**Required task**
Give the data again exactly as written, skipping any pictures.

[Stored data]
::::
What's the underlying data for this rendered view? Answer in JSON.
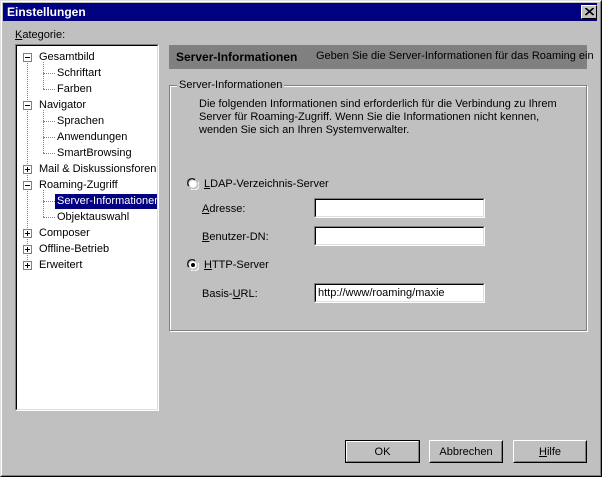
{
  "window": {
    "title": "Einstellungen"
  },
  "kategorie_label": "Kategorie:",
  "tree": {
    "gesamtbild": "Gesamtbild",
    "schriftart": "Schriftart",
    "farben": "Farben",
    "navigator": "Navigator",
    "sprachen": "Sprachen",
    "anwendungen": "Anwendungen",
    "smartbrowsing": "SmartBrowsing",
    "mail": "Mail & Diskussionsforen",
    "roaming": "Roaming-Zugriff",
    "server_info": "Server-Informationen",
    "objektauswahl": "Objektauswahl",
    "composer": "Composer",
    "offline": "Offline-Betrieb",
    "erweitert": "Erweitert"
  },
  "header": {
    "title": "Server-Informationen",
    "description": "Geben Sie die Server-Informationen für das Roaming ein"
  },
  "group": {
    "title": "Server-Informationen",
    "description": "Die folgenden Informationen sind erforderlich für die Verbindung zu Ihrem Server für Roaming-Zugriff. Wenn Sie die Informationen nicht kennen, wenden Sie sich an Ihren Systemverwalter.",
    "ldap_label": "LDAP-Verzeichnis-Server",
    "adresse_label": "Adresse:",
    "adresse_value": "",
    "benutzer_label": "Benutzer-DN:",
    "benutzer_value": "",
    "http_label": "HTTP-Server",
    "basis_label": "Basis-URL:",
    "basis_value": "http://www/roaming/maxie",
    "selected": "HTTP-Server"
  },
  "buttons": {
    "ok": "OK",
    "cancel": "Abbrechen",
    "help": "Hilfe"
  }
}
::::
**Task solution**
What's the underlying data for this rendered view? Answer in JSON.
{
  "window": {
    "title": "Einstellungen"
  },
  "kategorie_label": "Kategorie:",
  "tree": {
    "gesamtbild": "Gesamtbild",
    "schriftart": "Schriftart",
    "farben": "Farben",
    "navigator": "Navigator",
    "sprachen": "Sprachen",
    "anwendungen": "Anwendungen",
    "smartbrowsing": "SmartBrowsing",
    "mail": "Mail & Diskussionsforen",
    "roaming": "Roaming-Zugriff",
    "server_info": "Server-Informationen",
    "objektauswahl": "Objektauswahl",
    "composer": "Composer",
    "offline": "Offline-Betrieb",
    "erweitert": "Erweitert"
  },
  "header": {
    "title": "Server-Informationen",
    "description": "Geben Sie die Server-Informationen für das Roaming ein"
  },
  "group": {
    "title": "Server-Informationen",
    "description": "Die folgenden Informationen sind erforderlich für die Verbindung zu Ihrem Server für Roaming-Zugriff. Wenn Sie die Informationen nicht kennen, wenden Sie sich an Ihren Systemverwalter.",
    "ldap_label": "LDAP-Verzeichnis-Server",
    "adresse_label": "Adresse:",
    "adresse_value": "",
    "benutzer_label": "Benutzer-DN:",
    "benutzer_value": "",
    "http_label": "HTTP-Server",
    "basis_label": "Basis-URL:",
    "basis_value": "http://www/roaming/maxie",
    "selected": "HTTP-Server"
  },
  "buttons": {
    "ok": "OK",
    "cancel": "Abbrechen",
    "help": "Hilfe"
  }
}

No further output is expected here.